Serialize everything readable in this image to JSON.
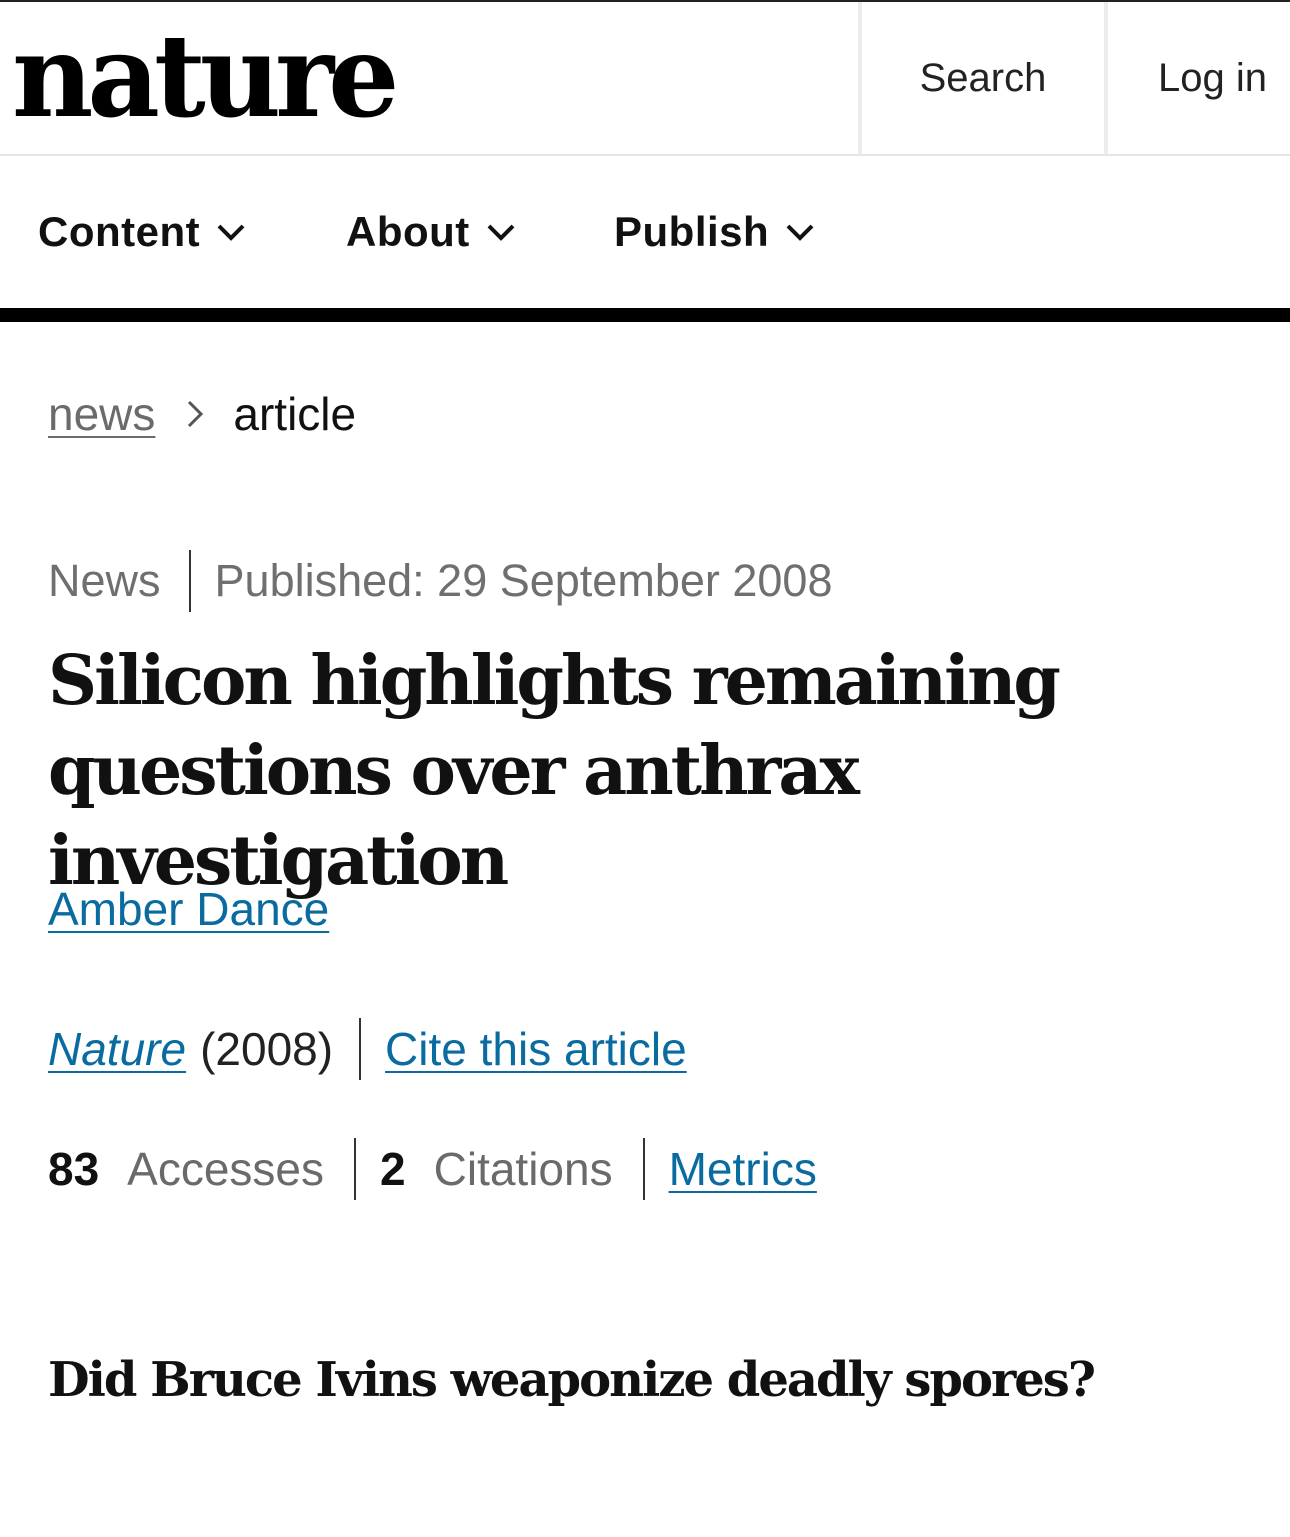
{
  "header": {
    "logo": "nature",
    "search_label": "Search",
    "login_label": "Log in"
  },
  "nav": {
    "items": [
      {
        "label": "Content",
        "icon": "chevron-down-icon"
      },
      {
        "label": "About",
        "icon": "chevron-down-icon"
      },
      {
        "label": "Publish",
        "icon": "chevron-down-icon"
      }
    ]
  },
  "breadcrumb": {
    "link": "news",
    "separator_icon": "chevron-right-icon",
    "current": "article"
  },
  "article": {
    "type": "News",
    "published": "Published: 29 September 2008",
    "title": "Silicon highlights remaining questions over anthrax investigation",
    "author": "Amber Dance",
    "journal": "Nature",
    "year": "(2008)",
    "cite_label": "Cite this article",
    "accesses_count": "83",
    "accesses_label": "Accesses",
    "citations_count": "2",
    "citations_label": "Citations",
    "metrics_label": "Metrics",
    "standfirst": "Did Bruce Ivins weaponize deadly spores?"
  },
  "colors": {
    "link": "#0a6ba0",
    "muted": "#6f6f6f",
    "text": "#111111"
  }
}
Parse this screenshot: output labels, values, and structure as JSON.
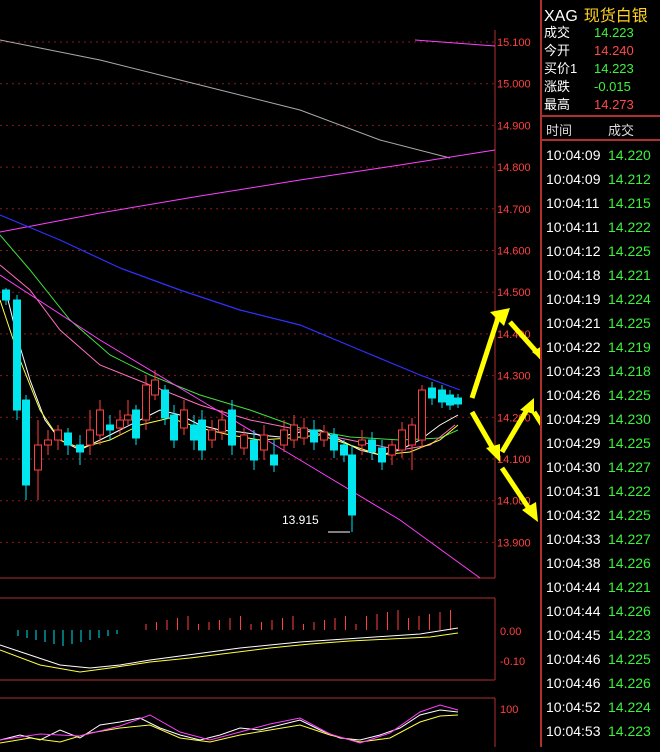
{
  "header": {
    "symbol": "XAG",
    "name": "现货白银"
  },
  "quote": [
    {
      "label": "成交",
      "value": "14.223",
      "tone": "down"
    },
    {
      "label": "今开",
      "value": "14.240",
      "tone": "up"
    },
    {
      "label": "买价1",
      "value": "14.223",
      "tone": "down"
    },
    {
      "label": "涨跌",
      "value": "-0.015",
      "tone": "down"
    },
    {
      "label": "最高",
      "value": "14.273",
      "tone": "up"
    }
  ],
  "ticks_header": {
    "time": "时间",
    "price": "成交"
  },
  "ticks": [
    {
      "time": "10:04:09",
      "price": "14.220"
    },
    {
      "time": "10:04:09",
      "price": "14.212"
    },
    {
      "time": "10:04:11",
      "price": "14.215"
    },
    {
      "time": "10:04:11",
      "price": "14.222"
    },
    {
      "time": "10:04:12",
      "price": "14.225"
    },
    {
      "time": "10:04:18",
      "price": "14.221"
    },
    {
      "time": "10:04:19",
      "price": "14.224"
    },
    {
      "time": "10:04:21",
      "price": "14.225"
    },
    {
      "time": "10:04:22",
      "price": "14.219"
    },
    {
      "time": "10:04:23",
      "price": "14.218"
    },
    {
      "time": "10:04:26",
      "price": "14.225"
    },
    {
      "time": "10:04:29",
      "price": "14.230"
    },
    {
      "time": "10:04:29",
      "price": "14.225"
    },
    {
      "time": "10:04:30",
      "price": "14.227"
    },
    {
      "time": "10:04:31",
      "price": "14.222"
    },
    {
      "time": "10:04:32",
      "price": "14.225"
    },
    {
      "time": "10:04:33",
      "price": "14.227"
    },
    {
      "time": "10:04:38",
      "price": "14.226"
    },
    {
      "time": "10:04:44",
      "price": "14.221"
    },
    {
      "time": "10:04:44",
      "price": "14.226"
    },
    {
      "time": "10:04:45",
      "price": "14.223"
    },
    {
      "time": "10:04:46",
      "price": "14.225"
    },
    {
      "time": "10:04:46",
      "price": "14.226"
    },
    {
      "time": "10:04:52",
      "price": "14.224"
    },
    {
      "time": "10:04:53",
      "price": "14.223"
    }
  ],
  "price_axis": [
    "15.100",
    "15.000",
    "14.900",
    "14.800",
    "14.700",
    "14.600",
    "14.500",
    "14.400",
    "14.300",
    "14.200",
    "14.100",
    "14.000",
    "13.900"
  ],
  "low_marker": "13.915",
  "macd_axis": [
    "0.00",
    "-0.10"
  ],
  "kdj_axis": [
    "100"
  ],
  "colors": {
    "up": "#ff4a4a",
    "down": "#3cf23c",
    "candle_up": "#ff4040",
    "candle_down": "#00e5ee",
    "arrow": "#ffff00"
  },
  "icons": [
    "arrow-annotation"
  ]
}
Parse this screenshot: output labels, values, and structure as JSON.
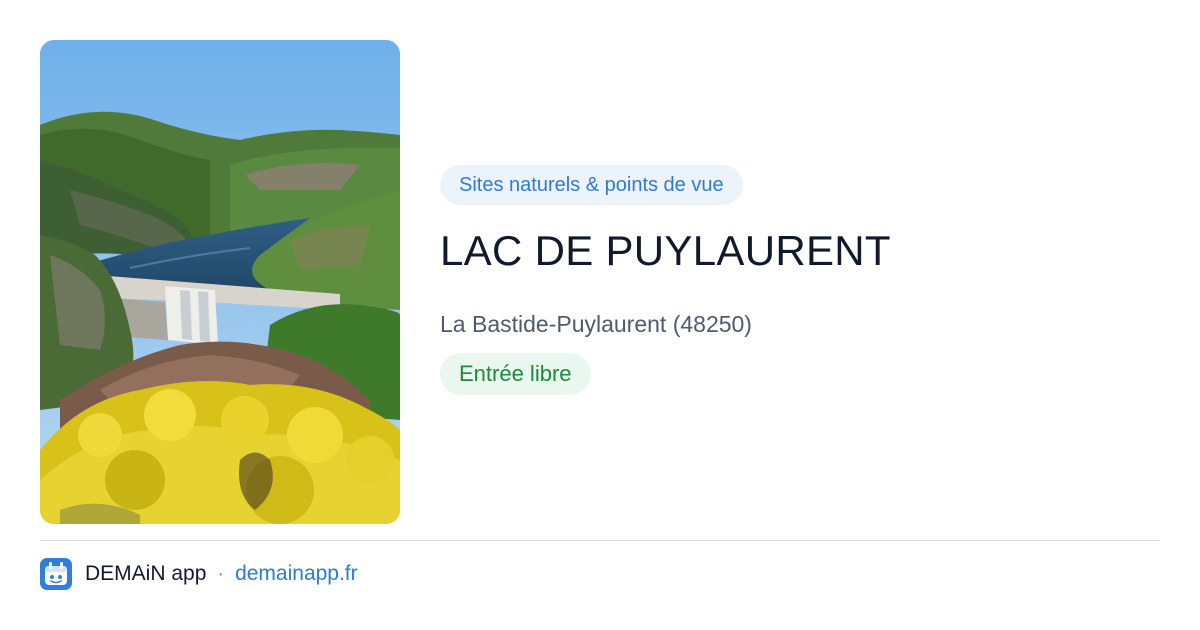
{
  "card": {
    "image_alt": "Lac de Puylaurent — barrage et genêts en fleurs",
    "category": "Sites naturels & points de vue",
    "title": "LAC DE PUYLAURENT",
    "location": "La Bastide-Puylaurent (48250)",
    "access_badge": "Entrée libre"
  },
  "footer": {
    "app_icon": "app-logo-icon",
    "app_name": "DEMAiN app",
    "separator": "·",
    "site_url": "demainapp.fr"
  },
  "colors": {
    "category_bg": "#edf3fb",
    "category_text": "#2e7bd0",
    "badge_bg": "#eaf7ee",
    "badge_text": "#1e8a3c",
    "title_text": "#111a2c",
    "link": "#2e7bd0"
  }
}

---------------

=== Exercise details ===
Please repeat the entries exactly. Do not include the pictures.

=== Final result ===
Serialize everything readable in this image to JSON.
{
  "header": {
    "logo": "nature",
    "search_label": "Search",
    "login_label": "Log in"
  },
  "nav": {
    "items": [
      {
        "label": "Content",
        "icon": "chevron-down-icon"
      },
      {
        "label": "About",
        "icon": "chevron-down-icon"
      },
      {
        "label": "Publish",
        "icon": "chevron-down-icon"
      }
    ]
  },
  "breadcrumb": {
    "link": "news",
    "separator_icon": "chevron-right-icon",
    "current": "article"
  },
  "article": {
    "type": "News",
    "published": "Published: 29 September 2008",
    "title": "Silicon highlights remaining questions over anthrax investigation",
    "author": "Amber Dance",
    "journal": "Nature",
    "year": "(2008)",
    "cite_label": "Cite this article",
    "accesses_count": "83",
    "accesses_label": "Accesses",
    "citations_count": "2",
    "citations_label": "Citations",
    "metrics_label": "Metrics",
    "standfirst": "Did Bruce Ivins weaponize deadly spores?"
  },
  "colors": {
    "link": "#0a6ba0",
    "muted": "#6f6f6f",
    "text": "#111111"
  }
}
Parse this screenshot: output labels, values, and structure as JSON.
{
  "header": {
    "symbol": "XAG",
    "name": "现货白银"
  },
  "quote": [
    {
      "label": "成交",
      "value": "14.223",
      "tone": "down"
    },
    {
      "label": "今开",
      "value": "14.240",
      "tone": "up"
    },
    {
      "label": "买价1",
      "value": "14.223",
      "tone": "down"
    },
    {
      "label": "涨跌",
      "value": "-0.015",
      "tone": "down"
    },
    {
      "label": "最高",
      "value": "14.273",
      "tone": "up"
    }
  ],
  "ticks_header": {
    "time": "时间",
    "price": "成交"
  },
  "ticks": [
    {
      "time": "10:04:09",
      "price": "14.220"
    },
    {
      "time": "10:04:09",
      "price": "14.212"
    },
    {
      "time": "10:04:11",
      "price": "14.215"
    },
    {
      "time": "10:04:11",
      "price": "14.222"
    },
    {
      "time": "10:04:12",
      "price": "14.225"
    },
    {
      "time": "10:04:18",
      "price": "14.221"
    },
    {
      "time": "10:04:19",
      "price": "14.224"
    },
    {
      "time": "10:04:21",
      "price": "14.225"
    },
    {
      "time": "10:04:22",
      "price": "14.219"
    },
    {
      "time": "10:04:23",
      "price": "14.218"
    },
    {
      "time": "10:04:26",
      "price": "14.225"
    },
    {
      "time": "10:04:29",
      "price": "14.230"
    },
    {
      "time": "10:04:29",
      "price": "14.225"
    },
    {
      "time": "10:04:30",
      "price": "14.227"
    },
    {
      "time": "10:04:31",
      "price": "14.222"
    },
    {
      "time": "10:04:32",
      "price": "14.225"
    },
    {
      "time": "10:04:33",
      "price": "14.227"
    },
    {
      "time": "10:04:38",
      "price": "14.226"
    },
    {
      "time": "10:04:44",
      "price": "14.221"
    },
    {
      "time": "10:04:44",
      "price": "14.226"
    },
    {
      "time": "10:04:45",
      "price": "14.223"
    },
    {
      "time": "10:04:46",
      "price": "14.225"
    },
    {
      "time": "10:04:46",
      "price": "14.226"
    },
    {
      "time": "10:04:52",
      "price": "14.224"
    },
    {
      "time": "10:04:53",
      "price": "14.223"
    }
  ],
  "price_axis": [
    "15.100",
    "15.000",
    "14.900",
    "14.800",
    "14.700",
    "14.600",
    "14.500",
    "14.400",
    "14.300",
    "14.200",
    "14.100",
    "14.000",
    "13.900"
  ],
  "low_marker": "13.915",
  "macd_axis": [
    "0.00",
    "-0.10"
  ],
  "kdj_axis": [
    "100"
  ],
  "colors": {
    "up": "#ff4a4a",
    "down": "#3cf23c",
    "candle_up": "#ff4040",
    "candle_down": "#00e5ee",
    "arrow": "#ffff00"
  },
  "icons": [
    "arrow-annotation"
  ]
}
Parse this screenshot: output labels, values, and structure as JSON.
{
  "card": {
    "image_alt": "Lac de Puylaurent — barrage et genêts en fleurs",
    "category": "Sites naturels & points de vue",
    "title": "LAC DE PUYLAURENT",
    "location": "La Bastide-Puylaurent (48250)",
    "access_badge": "Entrée libre"
  },
  "footer": {
    "app_icon": "app-logo-icon",
    "app_name": "DEMAiN app",
    "separator": "·",
    "site_url": "demainapp.fr"
  },
  "colors": {
    "category_bg": "#edf3fb",
    "category_text": "#2e7bd0",
    "badge_bg": "#eaf7ee",
    "badge_text": "#1e8a3c",
    "title_text": "#111a2c",
    "link": "#2e7bd0"
  }
}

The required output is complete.